*** Passage provided

Research note
The Logistic Bandit Problem
This post gives the intuition behind my paper “An Information-Theoretic Analysis of Thompson Sampling for Logistic Bandit Problems”, published in TMLR (02/2026). The paper resolves an open question that had been explicitly stated as a conjecture by Dong & Van Roy in 2018, and which traces back to a challenge posed by McMahan & Streeter in 2012: can we prove that Thompson Sampling behaves well on logistic bandits without paying an exponential price in $\beta$?

******
*** Dataset excerpt

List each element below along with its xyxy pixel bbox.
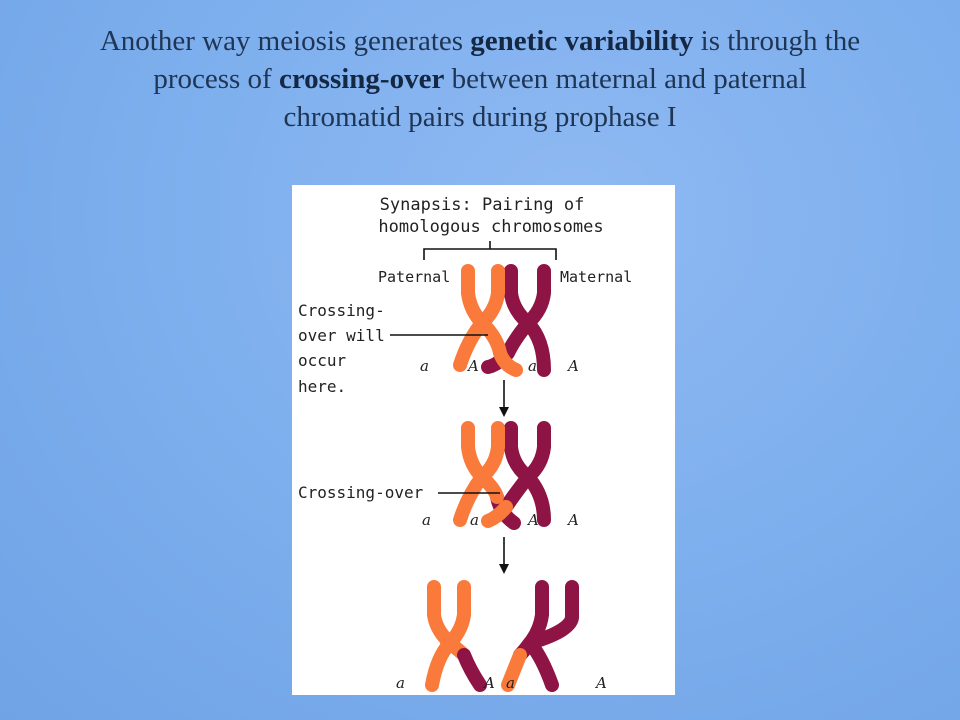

******

[Challenges]
(A) In the research note on logistic bandits, condense the paragraph that begins "This post gives the intuition" into a short bulleted list that keeps its main facts.
(B) According to the research note on logistic bandits, who posed the 2012 challenge to which the open question traces back?
(C) Carry on writing the research note on logistic bandits from the point where it stops.

[Task-by-task outputs]
(A)
- The post explains the intuition behind the paper "An Information-Theoretic Analysis of Thompson Sampling for Logistic Bandit Problems," published in TMLR (02/2026).
- The paper resolves an open question that Dong & Van Roy stated as a conjecture in 2018.
- The question traces back to a challenge posed by McMahan & Streeter in 2012.
- The question asks whether Thompson Sampling can be proven to behave well on logistic bandits without paying an exponential price in $\beta$.

(B) McMahan & Streeter posed it.

(C)
The setup
In the logistic bandit, at each round you pick an action a from some set and receive a binary reward with probability given by a logistic function of the inner product ⟨a, θ⟩:
$$P(\text{reward} = 1) = \phi_\beta(\langle a, \theta \rangle) = \frac{e^{\beta \langle a,\, \theta \rangle}}{1 + e^{\beta \langle a,\, \theta \rangle}}$$
Following the notation in the paper, $\theta \in \mathcal{O}$ is the unknown parameter, $\beta > 0$ is the known logistic slope, and both the action space $\mathcal{A}$ and parameter space $\mathcal{O}$ lie in the $d$-dimensional unit ball. A geometric quantity that appears throughout the analysis is the minimax alignment constant
$$\alpha := \min_{\theta \in \mathcal{O}} \max_{a \in \mathcal{A}} \langle a, \theta \rangle,$$
which measures how well the action space aligns, in the worst case, with the parameter space. The goal is to learn which action is best while minimising cumulative regret.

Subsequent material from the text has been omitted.